- Task objective
Copy all the data exactly, except the pictures.

>>>>>

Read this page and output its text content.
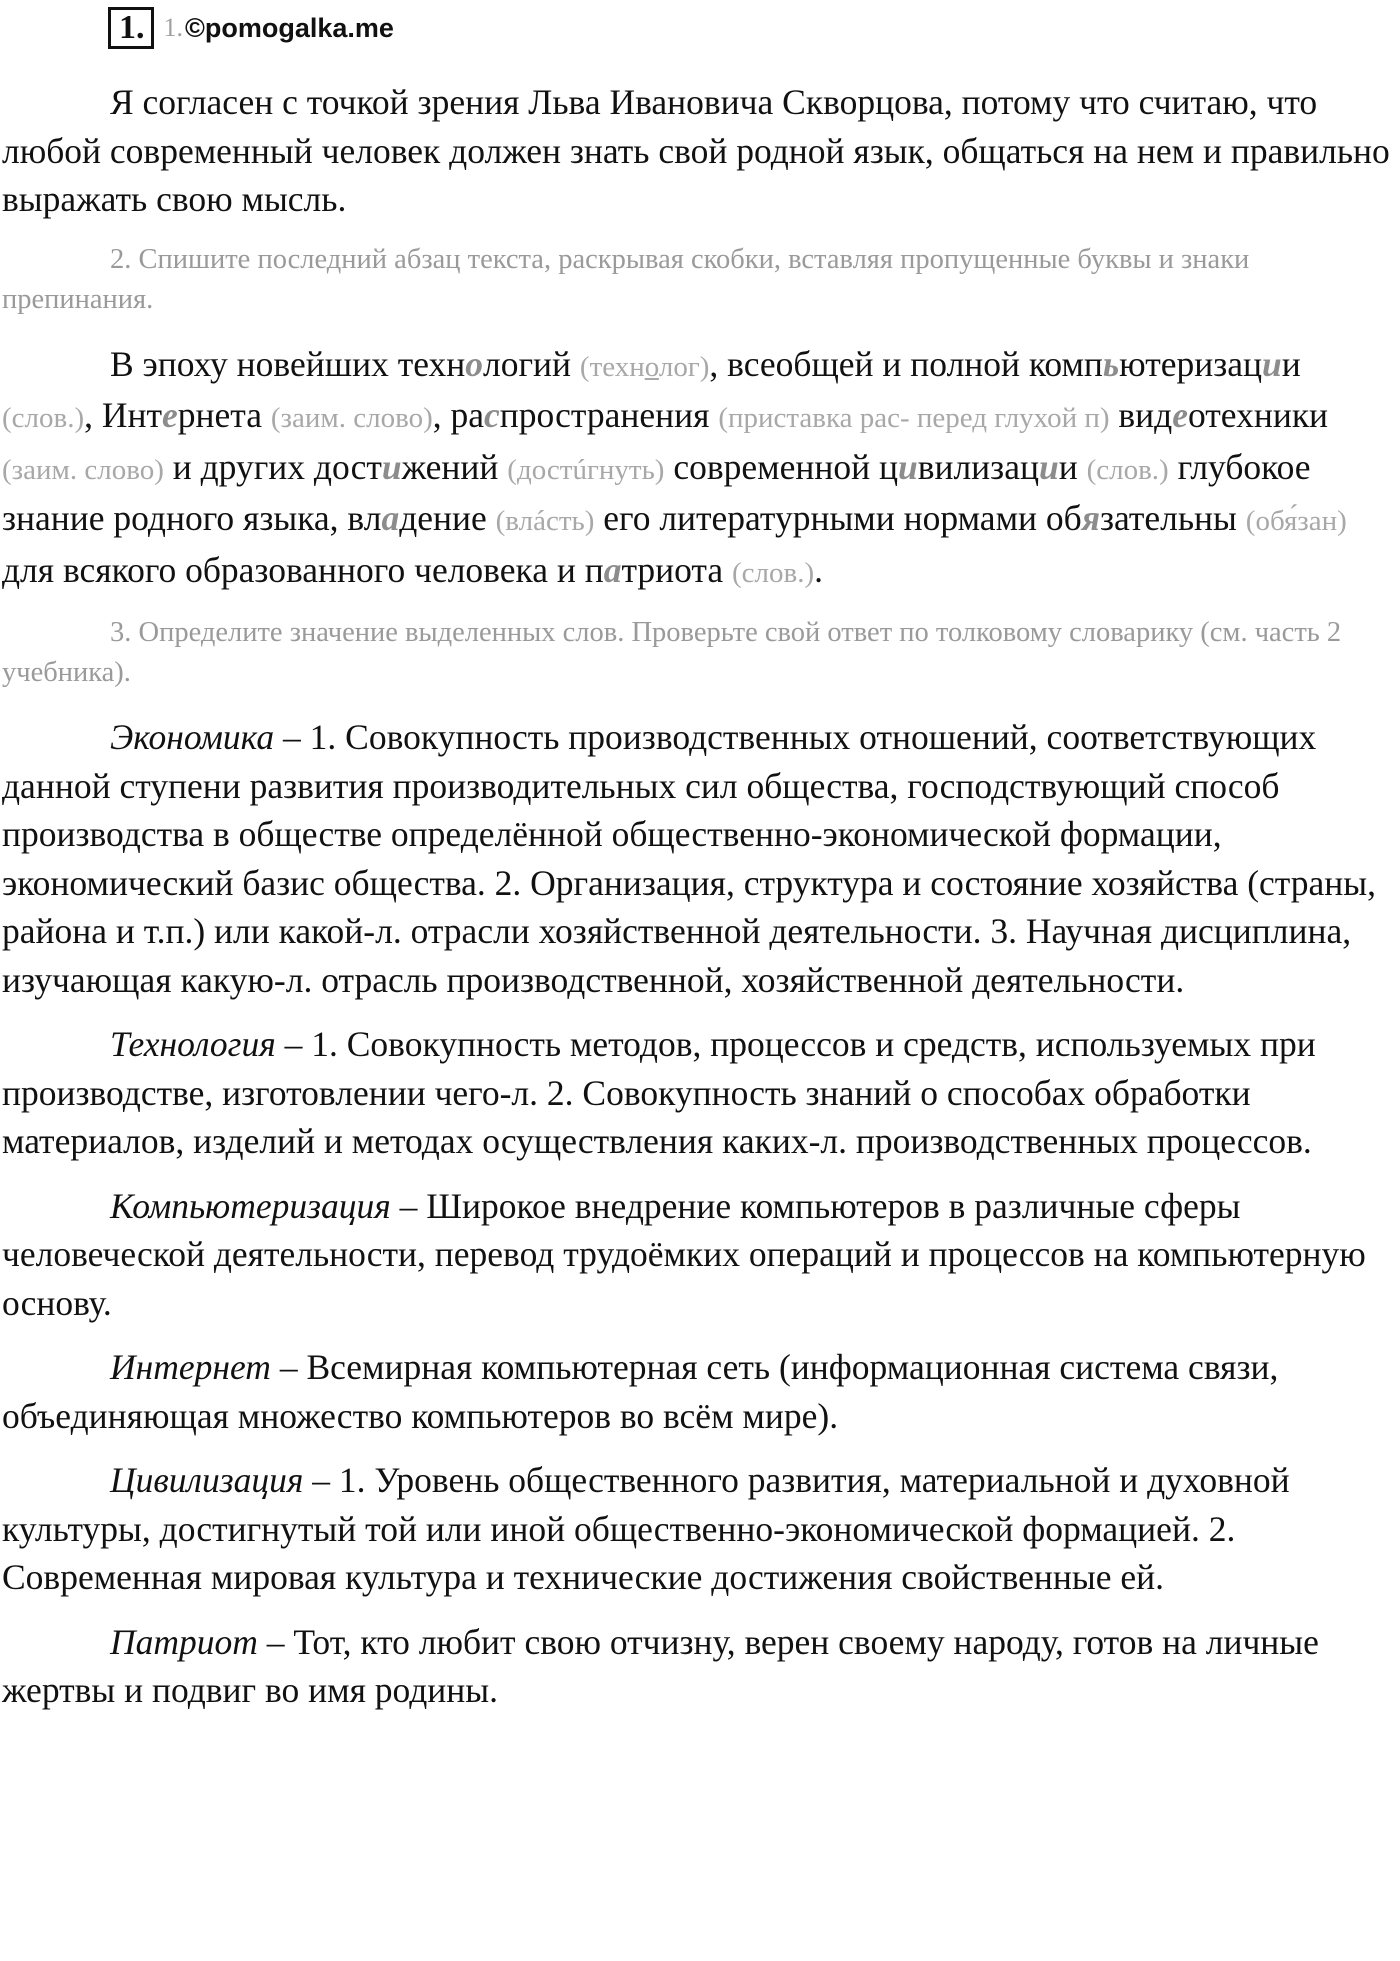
1. 1. ©pomogalka.me

Я согласен с точкой зрения Льва Ивановича Скворцова, потому что считаю, что любой современный человек должен знать свой родной язык, общаться на нем и правильно выражать свою мысль.

2. Спишите последний абзац текста, раскрывая скобки, вставляя пропущенные буквы и знаки препинания.

В эпоху новейших технологий (технолог), всеобщей и полной компьютеризации (слов.), Интернета (заим. слово), распространения (приставка рас- перед глухой п) видеотехники (заим. слово) и других достижений (достúгнуть) современной цивилизации (слов.) глубокое знание родного языка, владение (влáсть) его литературными нормами обязательны (обя́зан) для всякого образованного человека и патриота (слов.).

3. Определите значение выделенных слов. Проверьте свой ответ по толковому словарику (см. часть 2 учебника).

Экономика – 1. Совокупность производственных отношений, соответствующих данной ступени развития производительных сил общества, господствующий способ производства в обществе определённой общественно-экономической формации, экономический базис общества. 2. Организация, структура и состояние хозяйства (страны, района и т.п.) или какой-л. отрасли хозяйственной деятельности. 3. Научная дисциплина, изучающая какую-л. отрасль производственной, хозяйственной деятельности.

Технология – 1. Совокупность методов, процессов и средств, используемых при производстве, изготовлении чего-л. 2. Совокупность знаний о способах обработки материалов, изделий и методах осуществления каких-л. производственных процессов.

Компьютеризация – Широкое внедрение компьютеров в различные сферы человеческой деятельности, перевод трудоёмких операций и процессов на компьютерную основу.

Интернет – Всемирная компьютерная сеть (информационная система связи, объединяющая множество компьютеров во всём мире).

Цивилизация – 1. Уровень общественного развития, материальной и духовной культуры, достигнутый той или иной общественно-экономической формацией. 2. Современная мировая культура и технические достижения свойственные ей.

Патриот – Тот, кто любит свою отчизну, верен своему народу, готов на личные жертвы и подвиг во имя родины.
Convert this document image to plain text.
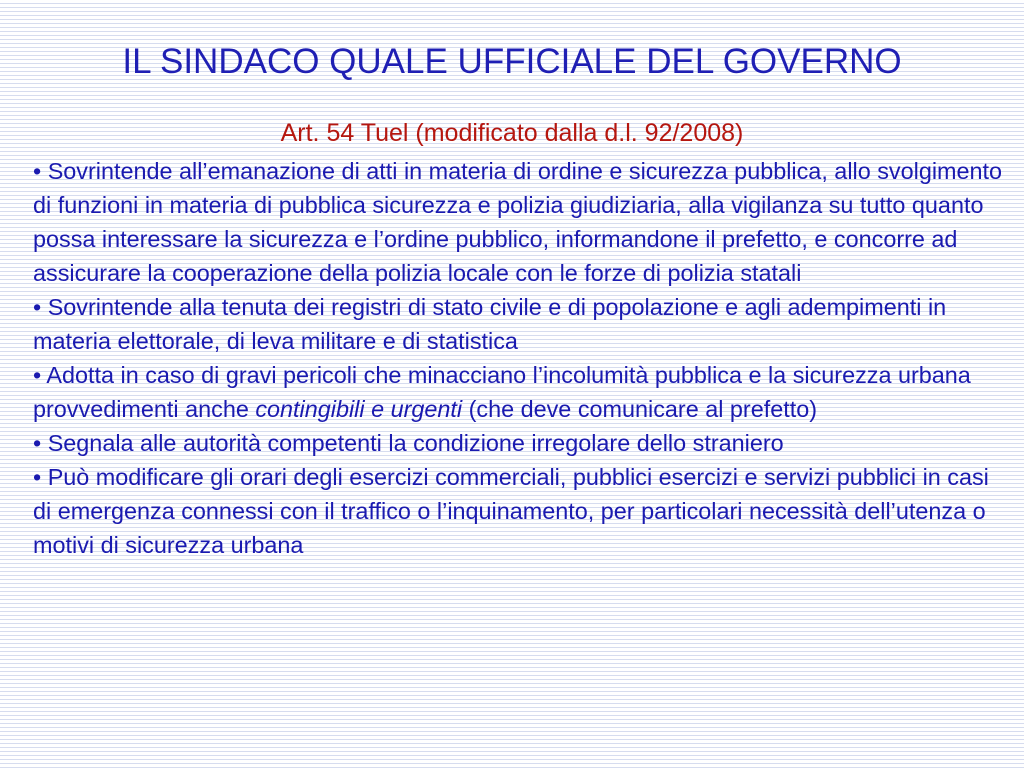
IL SINDACO QUALE UFFICIALE DEL GOVERNO
Art. 54 Tuel (modificato dalla d.l. 92/2008)

• Sovrintende all’emanazione di atti in materia di ordine e sicurezza pubblica, allo svolgimento di funzioni in materia di pubblica sicurezza e polizia giudiziaria, alla vigilanza su tutto quanto possa interessare la sicurezza e l’ordine pubblico, informandone il prefetto, e concorre ad assicurare la cooperazione della polizia locale con le forze di polizia statali

• Sovrintende alla tenuta dei registri di stato civile e di popolazione e agli adempimenti in materia elettorale, di leva militare e di statistica

• Adotta in caso di gravi pericoli che minacciano l’incolumità pubblica e la sicurezza urbana provvedimenti anche contingibili e urgenti (che deve comunicare al prefetto)

• Segnala alle autorità competenti la condizione irregolare dello straniero

• Può modificare gli orari degli esercizi commerciali, pubblici esercizi e servizi pubblici in casi di emergenza connessi con il traffico o l’inquinamento, per particolari necessità dell’utenza o motivi di sicurezza urbana
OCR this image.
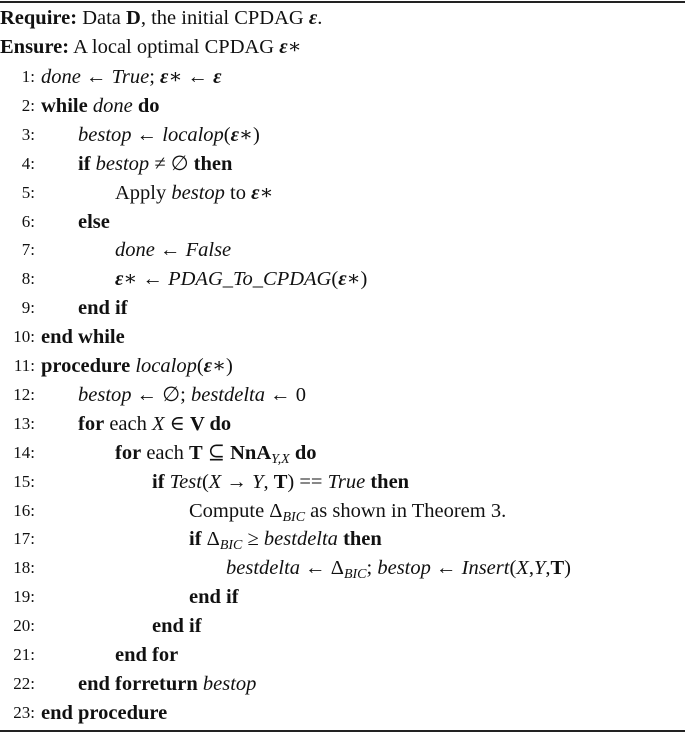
Require: Data D, the initial CPDAG ε.
Ensure: A local optimal CPDAG ε∗
1: done ← True; ε∗ ← ε
2: while done do
3: bestop ← localop(ε∗)
4: if bestop ≠ ∅ then
5:	Apply bestop to ε∗
6: else
7:	done ← False
8:	ε∗ ← PDAG_To_CPDAG(ε∗)
9: end if
10: end while
11: procedure localop(ε∗)
12: bestop ← ∅; bestdelta ← 0
13: for each X ∈ V do
14:	for each T ⊆ NnA$_{Y,X}$ do
15:	if Test(X → Y, T) == True then
16:	Compute $\Delta_{BIC}$ as shown in Theorem 3.
17:	if $\Delta_{BIC}$ ≥ bestdelta then
18:	bestdelta ← $\Delta_{BIC}$; bestop ← Insert(X,Y,T)
19:	end if
20:	end if
21:	end for
22: end forreturn bestop
23: end procedure
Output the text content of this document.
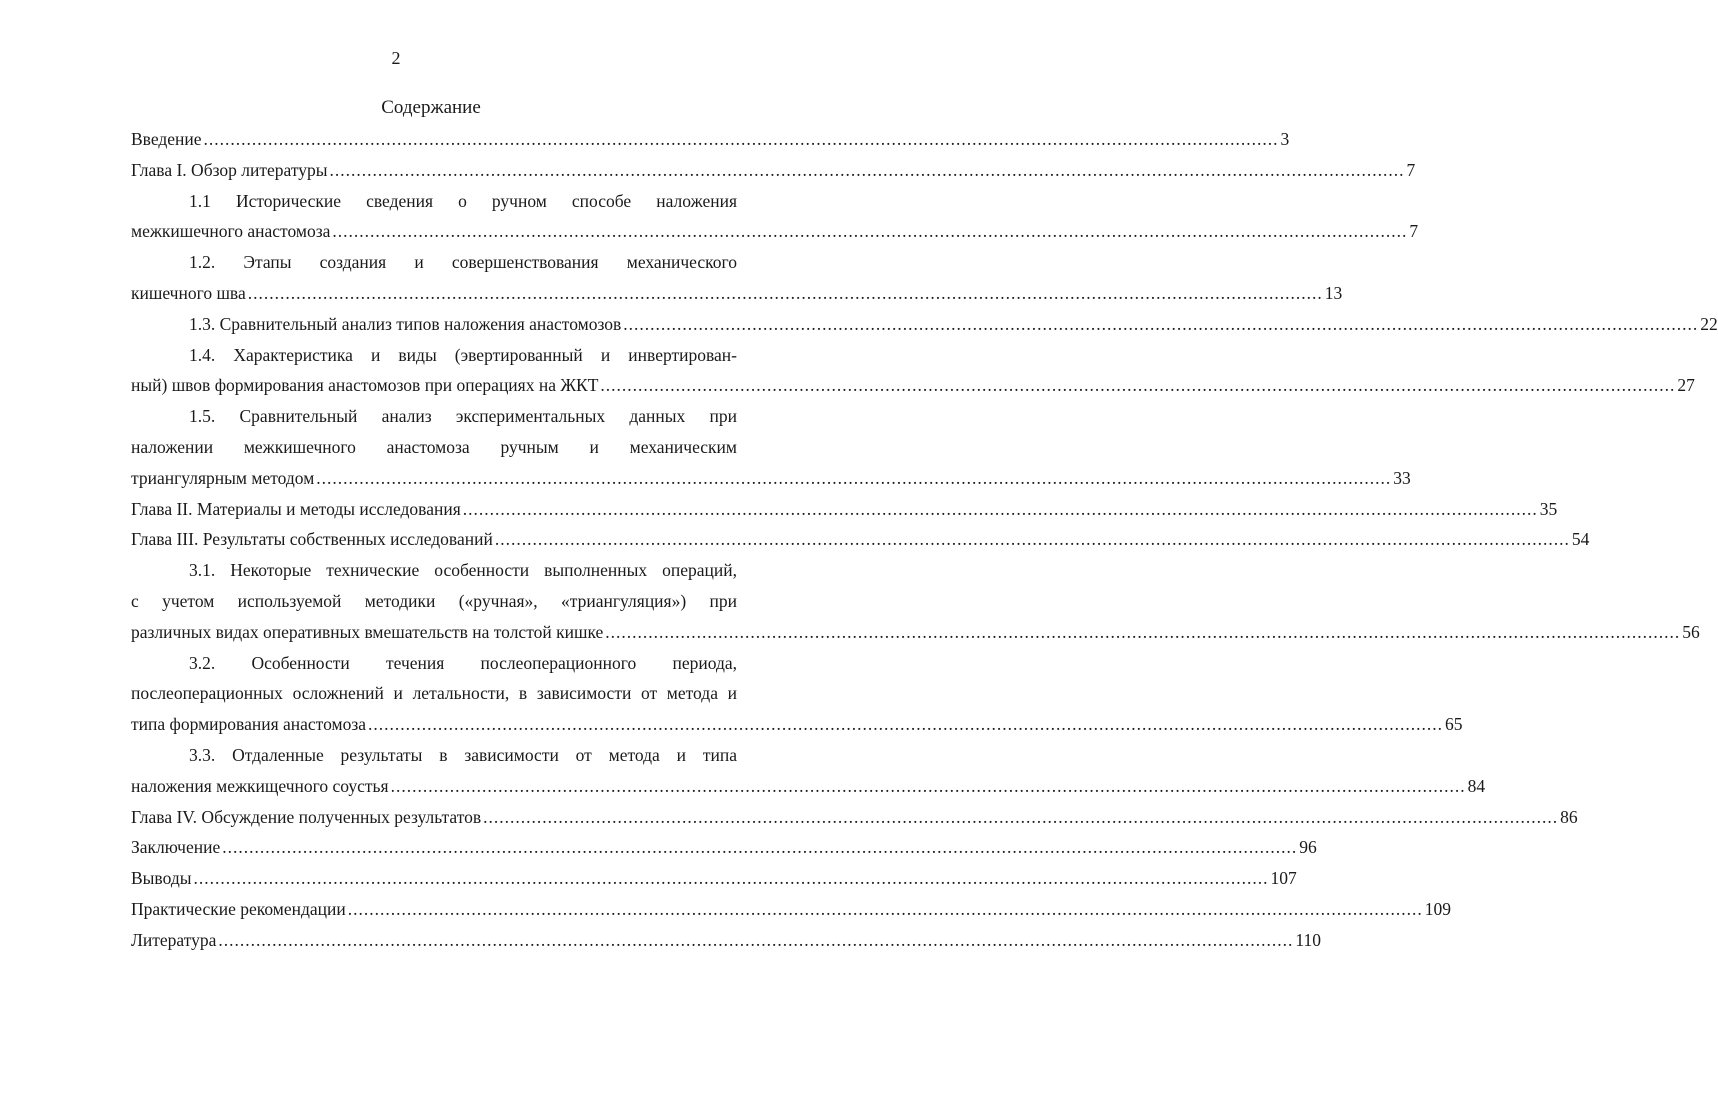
2
Содержание
Введение ........................................................................................................................................................................................................ 3
Глава I. Обзор литературы ........................................................................................................................................................................................................ 7
1.1 Исторические сведения о ручном способе наложения
межкишечного анастомоза ........................................................................................................................................................................................................ 7
1.2. Этапы создания и совершенствования механического
кишечного шва ........................................................................................................................................................................................................ 13
1.3. Сравнительный анализ типов наложения анастомозов ........................................................................................................................................................................................................ 22
1.4. Характеристика и виды (эвертированный и инвертирован-
ный) швов формирования анастомозов при операциях на ЖКТ ........................................................................................................................................................................................................ 27
1.5. Сравнительный анализ экспериментальных данных при
наложении межкишечного анастомоза ручным и механическим
триангулярным методом ........................................................................................................................................................................................................ 33
Глава II. Материалы и методы исследования ........................................................................................................................................................................................................ 35
Глава III. Результаты собственных исследований ........................................................................................................................................................................................................ 54
3.1. Некоторые технические особенности выполненных операций,
с учетом используемой методики («ручная», «триангуляция») при
различных видах оперативных вмешательств на толстой кишке ........................................................................................................................................................................................................ 56
3.2. Особенности течения послеоперационного периода,
послеоперационных осложнений и летальности, в зависимости от метода и
типа формирования анастомоза ........................................................................................................................................................................................................ 65
3.3. Отдаленные результаты в зависимости от метода и типа
наложения межкищечного соустья ........................................................................................................................................................................................................ 84
Глава IV. Обсуждение полученных результатов ........................................................................................................................................................................................................ 86
Заключение ........................................................................................................................................................................................................ 96
Выводы ........................................................................................................................................................................................................ 107
Практические рекомендации ........................................................................................................................................................................................................ 109
Литература ........................................................................................................................................................................................................ 110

<<<<<

- Answer
Read this page and output its text content.
1. 1. ©pomogalka.me

Я согласен с точкой зрения Льва Ивановича Скворцова, потому что считаю, что любой современный человек должен знать свой родной язык, общаться на нем и правильно выражать свою мысль.

2. Спишите последний абзац текста, раскрывая скобки, вставляя пропущенные буквы и знаки препинания.

В эпоху новейших технологий (технолог), всеобщей и полной компьютеризации (слов.), Интернета (заим. слово), распространения (приставка рас- перед глухой п) видеотехники (заим. слово) и других достижений (достúгнуть) современной цивилизации (слов.) глубокое знание родного языка, владение (влáсть) его литературными нормами обязательны (обя́зан) для всякого образованного человека и патриота (слов.).

3. Определите значение выделенных слов. Проверьте свой ответ по толковому словарику (см. часть 2 учебника).

Экономика – 1. Совокупность производственных отношений, соответствующих данной ступени развития производительных сил общества, господствующий способ производства в обществе определённой общественно-экономической формации, экономический базис общества. 2. Организация, структура и состояние хозяйства (страны, района и т.п.) или какой-л. отрасли хозяйственной деятельности. 3. Научная дисциплина, изучающая какую-л. отрасль производственной, хозяйственной деятельности.

Технология – 1. Совокупность методов, процессов и средств, используемых при производстве, изготовлении чего-л. 2. Совокупность знаний о способах обработки материалов, изделий и методах осуществления каких-л. производственных процессов.

Компьютеризация – Широкое внедрение компьютеров в различные сферы человеческой деятельности, перевод трудоёмких операций и процессов на компьютерную основу.

Интернет – Всемирная компьютерная сеть (информационная система связи, объединяющая множество компьютеров во всём мире).

Цивилизация – 1. Уровень общественного развития, материальной и духовной культуры, достигнутый той или иной общественно-экономической формацией. 2. Современная мировая культура и технические достижения свойственные ей.

Патриот – Тот, кто любит свою отчизну, верен своему народу, готов на личные жертвы и подвиг во имя родины.
Convert this document image to plain text.
IL SINDACO QUALE UFFICIALE DEL GOVERNO
Art. 54 Tuel (modificato dalla d.l. 92/2008)

• Sovrintende all’emanazione di atti in materia di ordine e sicurezza pubblica, allo svolgimento di funzioni in materia di pubblica sicurezza e polizia giudiziaria, alla vigilanza su tutto quanto possa interessare la sicurezza e l’ordine pubblico, informandone il prefetto, e concorre ad assicurare la cooperazione della polizia locale con le forze di polizia statali

• Sovrintende alla tenuta dei registri di stato civile e di popolazione e agli adempimenti in materia elettorale, di leva militare e di statistica

• Adotta in caso di gravi pericoli che minacciano l’incolumità pubblica e la sicurezza urbana provvedimenti anche contingibili e urgenti (che deve comunicare al prefetto)

• Segnala alle autorità competenti la condizione irregolare dello straniero

• Può modificare gli orari degli esercizi commerciali, pubblici esercizi e servizi pubblici in casi di emergenza connessi con il traffico o l’inquinamento, per particolari necessità dell’utenza o motivi di sicurezza urbana
OCR this image.
Require: Data D, the initial CPDAG ε.
Ensure: A local optimal CPDAG ε∗
1: done ← True; ε∗ ← ε
2: while done do
3: bestop ← localop(ε∗)
4: if bestop ≠ ∅ then
5:	Apply bestop to ε∗
6: else
7:	done ← False
8:	ε∗ ← PDAG_To_CPDAG(ε∗)
9: end if
10: end while
11: procedure localop(ε∗)
12: bestop ← ∅; bestdelta ← 0
13: for each X ∈ V do
14:	for each T ⊆ NnA$_{Y,X}$ do
15:	if Test(X → Y, T) == True then
16:	Compute $\Delta_{BIC}$ as shown in Theorem 3.
17:	if $\Delta_{BIC}$ ≥ bestdelta then
18:	bestdelta ← $\Delta_{BIC}$; bestop ← Insert(X,Y,T)
19:	end if
20:	end if
21:	end for
22: end forreturn bestop
23: end procedure
Output the text content of this document.
2
Содержание
Введение ........................................................................................................................................................................................................ 3
Глава I. Обзор литературы ........................................................................................................................................................................................................ 7
1.1 Исторические сведения о ручном способе наложения
межкишечного анастомоза ........................................................................................................................................................................................................ 7
1.2. Этапы создания и совершенствования механического
кишечного шва ........................................................................................................................................................................................................ 13
1.3. Сравнительный анализ типов наложения анастомозов ........................................................................................................................................................................................................ 22
1.4. Характеристика и виды (эвертированный и инвертирован-
ный) швов формирования анастомозов при операциях на ЖКТ ........................................................................................................................................................................................................ 27
1.5. Сравнительный анализ экспериментальных данных при
наложении межкишечного анастомоза ручным и механическим
триангулярным методом ........................................................................................................................................................................................................ 33
Глава II. Материалы и методы исследования ........................................................................................................................................................................................................ 35
Глава III. Результаты собственных исследований ........................................................................................................................................................................................................ 54
3.1. Некоторые технические особенности выполненных операций,
с учетом используемой методики («ручная», «триангуляция») при
различных видах оперативных вмешательств на толстой кишке ........................................................................................................................................................................................................ 56
3.2. Особенности течения послеоперационного периода,
послеоперационных осложнений и летальности, в зависимости от метода и
типа формирования анастомоза ........................................................................................................................................................................................................ 65
3.3. Отдаленные результаты в зависимости от метода и типа
наложения межкищечного соустья ........................................................................................................................................................................................................ 84
Глава IV. Обсуждение полученных результатов ........................................................................................................................................................................................................ 86
Заключение ........................................................................................................................................................................................................ 96
Выводы ........................................................................................................................................................................................................ 107
Практические рекомендации ........................................................................................................................................................................................................ 109
Литература ........................................................................................................................................................................................................ 110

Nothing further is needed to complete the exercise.